* [Objetivo] Copia sin ningún cambio las líneas de los registros que van desde la primera hasta la que contiene "candle-body bbox=[431, 285, 434, 292]", ambas incluidas.

* [Registros proporcionados]

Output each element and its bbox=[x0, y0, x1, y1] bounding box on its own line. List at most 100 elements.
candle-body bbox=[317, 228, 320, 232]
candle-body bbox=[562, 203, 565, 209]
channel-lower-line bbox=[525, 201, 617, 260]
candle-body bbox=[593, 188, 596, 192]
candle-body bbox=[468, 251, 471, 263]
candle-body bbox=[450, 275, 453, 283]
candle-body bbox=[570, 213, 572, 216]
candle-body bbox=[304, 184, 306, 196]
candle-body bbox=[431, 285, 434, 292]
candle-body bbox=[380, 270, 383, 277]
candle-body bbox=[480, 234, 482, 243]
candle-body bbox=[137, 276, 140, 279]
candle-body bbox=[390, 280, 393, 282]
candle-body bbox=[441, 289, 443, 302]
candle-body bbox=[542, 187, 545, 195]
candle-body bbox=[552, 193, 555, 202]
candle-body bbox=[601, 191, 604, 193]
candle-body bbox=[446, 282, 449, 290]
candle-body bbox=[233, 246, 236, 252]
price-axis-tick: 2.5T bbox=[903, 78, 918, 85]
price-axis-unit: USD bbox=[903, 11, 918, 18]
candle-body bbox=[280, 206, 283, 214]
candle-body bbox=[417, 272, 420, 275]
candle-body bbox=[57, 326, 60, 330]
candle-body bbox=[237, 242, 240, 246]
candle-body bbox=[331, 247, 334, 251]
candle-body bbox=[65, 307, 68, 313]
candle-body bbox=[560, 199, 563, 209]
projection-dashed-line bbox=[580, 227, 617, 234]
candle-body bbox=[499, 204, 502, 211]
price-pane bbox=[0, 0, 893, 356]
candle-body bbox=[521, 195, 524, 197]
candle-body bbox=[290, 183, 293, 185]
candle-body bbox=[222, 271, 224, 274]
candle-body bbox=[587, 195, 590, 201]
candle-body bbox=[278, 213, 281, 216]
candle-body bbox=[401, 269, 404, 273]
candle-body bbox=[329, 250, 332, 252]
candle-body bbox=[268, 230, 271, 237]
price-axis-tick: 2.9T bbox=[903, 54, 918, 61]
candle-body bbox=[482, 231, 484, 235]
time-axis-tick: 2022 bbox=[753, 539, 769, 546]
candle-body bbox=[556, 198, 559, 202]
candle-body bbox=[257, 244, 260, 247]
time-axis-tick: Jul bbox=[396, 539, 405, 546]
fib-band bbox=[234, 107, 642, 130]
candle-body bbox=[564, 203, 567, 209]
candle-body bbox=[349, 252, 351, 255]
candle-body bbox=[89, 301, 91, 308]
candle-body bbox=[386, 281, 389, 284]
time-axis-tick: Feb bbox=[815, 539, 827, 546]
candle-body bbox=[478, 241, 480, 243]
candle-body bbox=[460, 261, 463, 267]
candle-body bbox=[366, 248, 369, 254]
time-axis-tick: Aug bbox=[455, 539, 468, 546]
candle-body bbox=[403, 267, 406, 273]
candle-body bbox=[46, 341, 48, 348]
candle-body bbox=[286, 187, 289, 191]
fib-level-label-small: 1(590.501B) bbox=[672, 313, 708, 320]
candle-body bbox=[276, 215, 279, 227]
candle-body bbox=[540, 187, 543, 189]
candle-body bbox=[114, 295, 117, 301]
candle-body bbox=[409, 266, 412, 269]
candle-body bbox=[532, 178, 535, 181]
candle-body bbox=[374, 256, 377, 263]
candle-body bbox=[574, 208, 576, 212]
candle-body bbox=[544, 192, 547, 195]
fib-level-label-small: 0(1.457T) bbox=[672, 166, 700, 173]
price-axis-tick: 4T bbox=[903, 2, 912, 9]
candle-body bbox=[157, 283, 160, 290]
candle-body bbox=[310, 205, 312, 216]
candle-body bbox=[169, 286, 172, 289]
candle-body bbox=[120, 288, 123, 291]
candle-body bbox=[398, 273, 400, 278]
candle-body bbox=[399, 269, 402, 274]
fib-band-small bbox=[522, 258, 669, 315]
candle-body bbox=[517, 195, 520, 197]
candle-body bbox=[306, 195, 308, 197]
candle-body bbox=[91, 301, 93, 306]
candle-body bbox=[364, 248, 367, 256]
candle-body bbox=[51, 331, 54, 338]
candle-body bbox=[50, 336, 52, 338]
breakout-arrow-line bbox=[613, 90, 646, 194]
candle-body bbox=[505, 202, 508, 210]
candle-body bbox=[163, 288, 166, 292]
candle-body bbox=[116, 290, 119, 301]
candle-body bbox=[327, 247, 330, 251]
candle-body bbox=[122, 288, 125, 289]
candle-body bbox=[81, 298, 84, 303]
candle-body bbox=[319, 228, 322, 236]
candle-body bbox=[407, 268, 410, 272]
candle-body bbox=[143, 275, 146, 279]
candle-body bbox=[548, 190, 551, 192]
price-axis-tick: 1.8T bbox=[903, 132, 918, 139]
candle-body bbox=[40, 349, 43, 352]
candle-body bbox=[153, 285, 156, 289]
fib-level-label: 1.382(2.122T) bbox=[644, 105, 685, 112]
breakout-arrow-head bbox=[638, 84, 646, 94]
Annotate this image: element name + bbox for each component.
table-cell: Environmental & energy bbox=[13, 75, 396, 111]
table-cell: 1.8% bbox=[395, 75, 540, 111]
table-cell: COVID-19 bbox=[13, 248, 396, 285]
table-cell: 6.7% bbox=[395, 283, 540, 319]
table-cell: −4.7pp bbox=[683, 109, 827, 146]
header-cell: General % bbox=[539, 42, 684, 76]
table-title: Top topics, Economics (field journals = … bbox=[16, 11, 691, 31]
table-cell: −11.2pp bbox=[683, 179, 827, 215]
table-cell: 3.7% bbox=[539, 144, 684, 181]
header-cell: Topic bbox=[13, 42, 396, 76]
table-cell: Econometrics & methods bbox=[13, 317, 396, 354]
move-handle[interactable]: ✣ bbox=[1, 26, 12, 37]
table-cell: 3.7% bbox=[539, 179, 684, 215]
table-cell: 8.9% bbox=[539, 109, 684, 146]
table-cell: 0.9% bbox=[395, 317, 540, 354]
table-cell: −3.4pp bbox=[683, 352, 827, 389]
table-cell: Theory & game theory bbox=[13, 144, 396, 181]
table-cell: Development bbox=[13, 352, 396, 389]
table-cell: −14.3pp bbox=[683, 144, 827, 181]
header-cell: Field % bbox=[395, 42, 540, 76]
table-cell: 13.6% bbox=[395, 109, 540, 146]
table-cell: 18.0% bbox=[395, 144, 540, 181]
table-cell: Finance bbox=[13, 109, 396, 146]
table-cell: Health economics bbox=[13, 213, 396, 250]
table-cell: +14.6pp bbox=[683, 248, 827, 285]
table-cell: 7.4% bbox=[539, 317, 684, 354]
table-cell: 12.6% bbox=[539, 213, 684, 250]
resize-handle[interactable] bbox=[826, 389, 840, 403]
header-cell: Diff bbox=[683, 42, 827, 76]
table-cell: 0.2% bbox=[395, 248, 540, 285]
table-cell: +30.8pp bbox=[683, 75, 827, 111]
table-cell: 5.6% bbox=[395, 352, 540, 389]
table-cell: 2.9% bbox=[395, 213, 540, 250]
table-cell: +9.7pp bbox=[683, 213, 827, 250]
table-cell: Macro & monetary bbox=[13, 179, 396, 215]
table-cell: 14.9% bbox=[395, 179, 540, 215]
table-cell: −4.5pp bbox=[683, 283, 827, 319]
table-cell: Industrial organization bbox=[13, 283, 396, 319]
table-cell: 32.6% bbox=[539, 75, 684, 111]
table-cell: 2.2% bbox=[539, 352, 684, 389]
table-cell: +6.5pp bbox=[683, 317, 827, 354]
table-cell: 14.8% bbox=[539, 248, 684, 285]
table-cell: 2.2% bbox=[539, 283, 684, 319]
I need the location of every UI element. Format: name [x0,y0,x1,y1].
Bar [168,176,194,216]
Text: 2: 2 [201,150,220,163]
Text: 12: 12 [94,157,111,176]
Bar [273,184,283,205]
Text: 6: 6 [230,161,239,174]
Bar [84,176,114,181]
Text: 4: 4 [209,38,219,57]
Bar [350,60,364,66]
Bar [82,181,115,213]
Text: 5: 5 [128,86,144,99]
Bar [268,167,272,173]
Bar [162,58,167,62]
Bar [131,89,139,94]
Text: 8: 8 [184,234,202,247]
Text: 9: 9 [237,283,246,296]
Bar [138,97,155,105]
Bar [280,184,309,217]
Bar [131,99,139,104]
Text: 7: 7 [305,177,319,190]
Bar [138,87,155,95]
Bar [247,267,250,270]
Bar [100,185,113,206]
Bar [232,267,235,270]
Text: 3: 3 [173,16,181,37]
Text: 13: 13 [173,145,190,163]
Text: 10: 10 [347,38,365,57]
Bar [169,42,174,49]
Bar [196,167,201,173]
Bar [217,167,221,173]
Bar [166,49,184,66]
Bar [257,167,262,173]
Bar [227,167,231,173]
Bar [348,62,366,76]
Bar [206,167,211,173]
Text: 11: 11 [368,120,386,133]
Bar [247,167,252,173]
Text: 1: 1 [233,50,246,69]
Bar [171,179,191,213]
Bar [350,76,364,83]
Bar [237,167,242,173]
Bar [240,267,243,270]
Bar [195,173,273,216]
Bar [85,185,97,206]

* [Resultado del ejercicio]
Output each element and its bbox=[x0, y0, x1, y1] bounding box on its own line. List at most 100 elements.
candle-body bbox=[317, 228, 320, 232]
candle-body bbox=[562, 203, 565, 209]
channel-lower-line bbox=[525, 201, 617, 260]
candle-body bbox=[593, 188, 596, 192]
candle-body bbox=[468, 251, 471, 263]
candle-body bbox=[450, 275, 453, 283]
candle-body bbox=[570, 213, 572, 216]
candle-body bbox=[304, 184, 306, 196]
candle-body bbox=[431, 285, 434, 292]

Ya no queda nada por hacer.